What is expected:
Can you repeat the listing from its first line up to and including the line with "905 1667 926</box>", substituting "format-button" for each "style-button" and changing nothing else?

Records for the exercise:
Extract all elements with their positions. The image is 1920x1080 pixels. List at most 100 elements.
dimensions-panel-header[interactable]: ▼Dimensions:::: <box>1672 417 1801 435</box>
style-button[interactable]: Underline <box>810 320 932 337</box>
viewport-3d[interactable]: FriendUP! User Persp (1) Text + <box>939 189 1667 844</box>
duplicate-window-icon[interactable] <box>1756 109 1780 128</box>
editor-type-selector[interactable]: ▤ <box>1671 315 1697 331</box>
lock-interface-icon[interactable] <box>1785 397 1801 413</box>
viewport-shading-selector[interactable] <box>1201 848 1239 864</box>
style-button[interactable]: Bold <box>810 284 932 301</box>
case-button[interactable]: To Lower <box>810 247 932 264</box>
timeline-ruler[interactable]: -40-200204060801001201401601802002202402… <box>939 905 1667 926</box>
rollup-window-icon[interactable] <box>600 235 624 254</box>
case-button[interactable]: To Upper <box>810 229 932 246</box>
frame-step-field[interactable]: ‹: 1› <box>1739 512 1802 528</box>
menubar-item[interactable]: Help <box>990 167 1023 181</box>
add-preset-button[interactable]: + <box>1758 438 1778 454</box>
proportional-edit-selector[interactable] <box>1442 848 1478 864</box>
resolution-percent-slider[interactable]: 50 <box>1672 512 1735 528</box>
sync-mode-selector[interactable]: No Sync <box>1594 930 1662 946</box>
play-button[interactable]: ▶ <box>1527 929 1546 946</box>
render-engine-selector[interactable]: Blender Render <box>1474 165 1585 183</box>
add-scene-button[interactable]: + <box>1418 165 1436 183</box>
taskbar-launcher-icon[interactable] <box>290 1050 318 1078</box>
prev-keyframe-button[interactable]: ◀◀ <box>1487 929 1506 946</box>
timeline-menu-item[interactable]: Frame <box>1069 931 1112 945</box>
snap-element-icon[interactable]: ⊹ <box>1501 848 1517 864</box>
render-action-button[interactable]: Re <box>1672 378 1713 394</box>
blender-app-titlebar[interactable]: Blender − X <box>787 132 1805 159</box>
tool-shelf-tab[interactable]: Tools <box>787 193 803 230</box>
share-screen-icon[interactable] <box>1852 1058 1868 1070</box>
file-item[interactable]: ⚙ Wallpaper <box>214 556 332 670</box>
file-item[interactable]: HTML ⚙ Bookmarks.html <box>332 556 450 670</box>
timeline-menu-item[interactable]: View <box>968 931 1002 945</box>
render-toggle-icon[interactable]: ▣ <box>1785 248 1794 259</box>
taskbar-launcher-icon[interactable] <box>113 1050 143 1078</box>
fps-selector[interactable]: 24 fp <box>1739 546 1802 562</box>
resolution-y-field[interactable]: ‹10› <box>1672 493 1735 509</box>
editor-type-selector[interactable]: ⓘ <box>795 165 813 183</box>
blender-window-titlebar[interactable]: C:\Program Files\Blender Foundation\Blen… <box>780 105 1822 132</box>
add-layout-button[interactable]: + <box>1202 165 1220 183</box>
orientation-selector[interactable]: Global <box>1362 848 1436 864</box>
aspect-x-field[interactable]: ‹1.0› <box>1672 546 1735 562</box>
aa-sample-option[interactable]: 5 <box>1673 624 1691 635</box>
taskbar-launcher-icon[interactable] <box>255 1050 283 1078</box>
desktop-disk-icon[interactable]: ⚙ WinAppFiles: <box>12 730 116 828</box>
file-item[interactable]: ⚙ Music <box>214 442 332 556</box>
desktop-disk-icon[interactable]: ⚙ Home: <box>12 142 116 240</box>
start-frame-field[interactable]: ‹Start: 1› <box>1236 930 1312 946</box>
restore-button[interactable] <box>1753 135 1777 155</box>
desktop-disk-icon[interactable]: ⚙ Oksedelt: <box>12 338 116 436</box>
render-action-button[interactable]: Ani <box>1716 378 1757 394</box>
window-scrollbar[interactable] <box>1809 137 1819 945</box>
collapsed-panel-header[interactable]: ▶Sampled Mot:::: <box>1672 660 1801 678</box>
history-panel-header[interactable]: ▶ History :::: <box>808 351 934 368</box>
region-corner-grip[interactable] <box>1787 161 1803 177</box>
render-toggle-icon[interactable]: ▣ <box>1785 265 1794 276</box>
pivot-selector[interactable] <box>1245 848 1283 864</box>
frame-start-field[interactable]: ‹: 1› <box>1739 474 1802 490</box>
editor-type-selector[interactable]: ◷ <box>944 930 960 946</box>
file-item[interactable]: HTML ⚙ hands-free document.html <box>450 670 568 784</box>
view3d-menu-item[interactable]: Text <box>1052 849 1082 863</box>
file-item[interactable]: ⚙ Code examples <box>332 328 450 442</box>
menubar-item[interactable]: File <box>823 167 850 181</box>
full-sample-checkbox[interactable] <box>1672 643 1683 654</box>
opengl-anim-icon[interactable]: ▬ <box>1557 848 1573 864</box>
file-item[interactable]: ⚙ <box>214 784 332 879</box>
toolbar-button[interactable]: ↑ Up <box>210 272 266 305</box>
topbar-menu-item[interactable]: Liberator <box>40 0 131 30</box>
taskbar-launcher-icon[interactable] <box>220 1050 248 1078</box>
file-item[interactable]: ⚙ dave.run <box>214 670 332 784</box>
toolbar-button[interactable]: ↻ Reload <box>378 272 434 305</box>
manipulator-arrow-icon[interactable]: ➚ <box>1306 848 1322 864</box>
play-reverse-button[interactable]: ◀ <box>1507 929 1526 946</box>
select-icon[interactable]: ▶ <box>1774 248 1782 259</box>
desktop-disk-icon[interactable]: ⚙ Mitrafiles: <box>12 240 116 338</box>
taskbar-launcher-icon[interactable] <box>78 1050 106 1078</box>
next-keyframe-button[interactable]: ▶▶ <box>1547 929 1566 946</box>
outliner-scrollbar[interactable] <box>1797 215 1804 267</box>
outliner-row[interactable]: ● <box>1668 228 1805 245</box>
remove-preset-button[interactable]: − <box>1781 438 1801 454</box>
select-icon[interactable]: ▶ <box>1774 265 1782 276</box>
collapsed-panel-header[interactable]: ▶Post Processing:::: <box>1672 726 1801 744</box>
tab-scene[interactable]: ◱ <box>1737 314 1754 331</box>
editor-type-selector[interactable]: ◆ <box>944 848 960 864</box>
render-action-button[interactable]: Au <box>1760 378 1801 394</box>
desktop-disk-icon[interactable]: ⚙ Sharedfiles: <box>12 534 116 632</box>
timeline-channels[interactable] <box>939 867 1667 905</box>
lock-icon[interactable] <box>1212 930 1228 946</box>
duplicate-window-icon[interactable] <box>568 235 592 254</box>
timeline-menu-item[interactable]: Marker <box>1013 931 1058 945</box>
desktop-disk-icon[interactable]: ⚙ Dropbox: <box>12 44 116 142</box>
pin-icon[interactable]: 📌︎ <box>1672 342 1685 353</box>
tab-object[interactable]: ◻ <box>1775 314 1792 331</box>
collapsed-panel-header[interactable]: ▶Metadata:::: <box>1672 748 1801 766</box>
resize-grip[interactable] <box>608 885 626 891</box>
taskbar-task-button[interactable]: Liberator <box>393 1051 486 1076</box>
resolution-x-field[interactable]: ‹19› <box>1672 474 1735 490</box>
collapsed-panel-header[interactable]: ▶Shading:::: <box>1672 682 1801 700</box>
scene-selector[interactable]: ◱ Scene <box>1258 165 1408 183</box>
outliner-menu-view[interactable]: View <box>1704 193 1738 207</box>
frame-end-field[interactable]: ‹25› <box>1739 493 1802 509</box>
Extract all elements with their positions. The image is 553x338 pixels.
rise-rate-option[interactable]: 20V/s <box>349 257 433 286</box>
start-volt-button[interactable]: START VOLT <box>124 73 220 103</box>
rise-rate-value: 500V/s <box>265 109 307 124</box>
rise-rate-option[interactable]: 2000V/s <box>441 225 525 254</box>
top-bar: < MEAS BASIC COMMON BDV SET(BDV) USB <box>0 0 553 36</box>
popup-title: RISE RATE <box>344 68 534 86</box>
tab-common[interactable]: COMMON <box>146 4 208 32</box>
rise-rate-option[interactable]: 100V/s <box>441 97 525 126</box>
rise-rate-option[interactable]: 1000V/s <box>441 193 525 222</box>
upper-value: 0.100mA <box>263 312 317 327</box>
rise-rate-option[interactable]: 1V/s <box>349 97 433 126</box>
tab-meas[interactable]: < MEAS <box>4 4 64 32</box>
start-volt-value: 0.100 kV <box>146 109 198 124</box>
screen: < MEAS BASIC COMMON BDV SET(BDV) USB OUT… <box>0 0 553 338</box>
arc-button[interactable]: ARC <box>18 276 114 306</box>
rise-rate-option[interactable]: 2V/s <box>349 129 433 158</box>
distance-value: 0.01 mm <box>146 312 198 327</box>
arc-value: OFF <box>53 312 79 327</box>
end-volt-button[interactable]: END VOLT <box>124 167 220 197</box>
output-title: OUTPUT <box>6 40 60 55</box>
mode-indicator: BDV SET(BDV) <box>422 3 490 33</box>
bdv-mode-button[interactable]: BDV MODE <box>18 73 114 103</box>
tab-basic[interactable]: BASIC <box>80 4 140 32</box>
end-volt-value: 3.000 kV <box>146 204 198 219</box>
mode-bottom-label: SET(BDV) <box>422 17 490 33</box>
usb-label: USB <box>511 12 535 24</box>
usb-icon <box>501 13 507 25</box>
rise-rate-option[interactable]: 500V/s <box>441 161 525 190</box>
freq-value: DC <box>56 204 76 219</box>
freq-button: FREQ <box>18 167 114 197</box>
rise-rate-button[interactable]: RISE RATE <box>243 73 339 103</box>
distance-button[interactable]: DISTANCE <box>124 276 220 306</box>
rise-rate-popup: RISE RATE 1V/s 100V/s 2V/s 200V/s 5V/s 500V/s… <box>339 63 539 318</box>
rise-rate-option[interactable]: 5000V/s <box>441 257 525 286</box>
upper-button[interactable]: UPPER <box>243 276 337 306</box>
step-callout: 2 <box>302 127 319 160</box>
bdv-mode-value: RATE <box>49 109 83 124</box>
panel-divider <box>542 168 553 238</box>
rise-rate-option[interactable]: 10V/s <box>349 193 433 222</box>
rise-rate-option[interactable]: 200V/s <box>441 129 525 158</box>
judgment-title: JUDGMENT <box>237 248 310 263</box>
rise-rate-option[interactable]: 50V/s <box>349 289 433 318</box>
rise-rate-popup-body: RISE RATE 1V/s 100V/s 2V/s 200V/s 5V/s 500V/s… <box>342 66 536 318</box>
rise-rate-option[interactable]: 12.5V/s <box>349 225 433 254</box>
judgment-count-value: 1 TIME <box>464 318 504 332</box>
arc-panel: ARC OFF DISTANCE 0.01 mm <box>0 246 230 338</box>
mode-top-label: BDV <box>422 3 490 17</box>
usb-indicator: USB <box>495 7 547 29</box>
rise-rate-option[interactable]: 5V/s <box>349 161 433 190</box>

Result of the task:
Extract all elements with their positions. The image is 1920x1080 pixels. List at most 100 elements.
dimensions-panel-header[interactable]: ▼Dimensions:::: <box>1672 417 1801 435</box>
format-button[interactable]: Underline <box>810 320 932 337</box>
viewport-3d[interactable]: FriendUP! User Persp (1) Text + <box>939 189 1667 844</box>
duplicate-window-icon[interactable] <box>1756 109 1780 128</box>
editor-type-selector[interactable]: ▤ <box>1671 315 1697 331</box>
lock-interface-icon[interactable] <box>1785 397 1801 413</box>
viewport-shading-selector[interactable] <box>1201 848 1239 864</box>
format-button[interactable]: Bold <box>810 284 932 301</box>
case-button[interactable]: To Lower <box>810 247 932 264</box>
timeline-ruler[interactable]: -40-200204060801001201401601802002202402… <box>939 905 1667 926</box>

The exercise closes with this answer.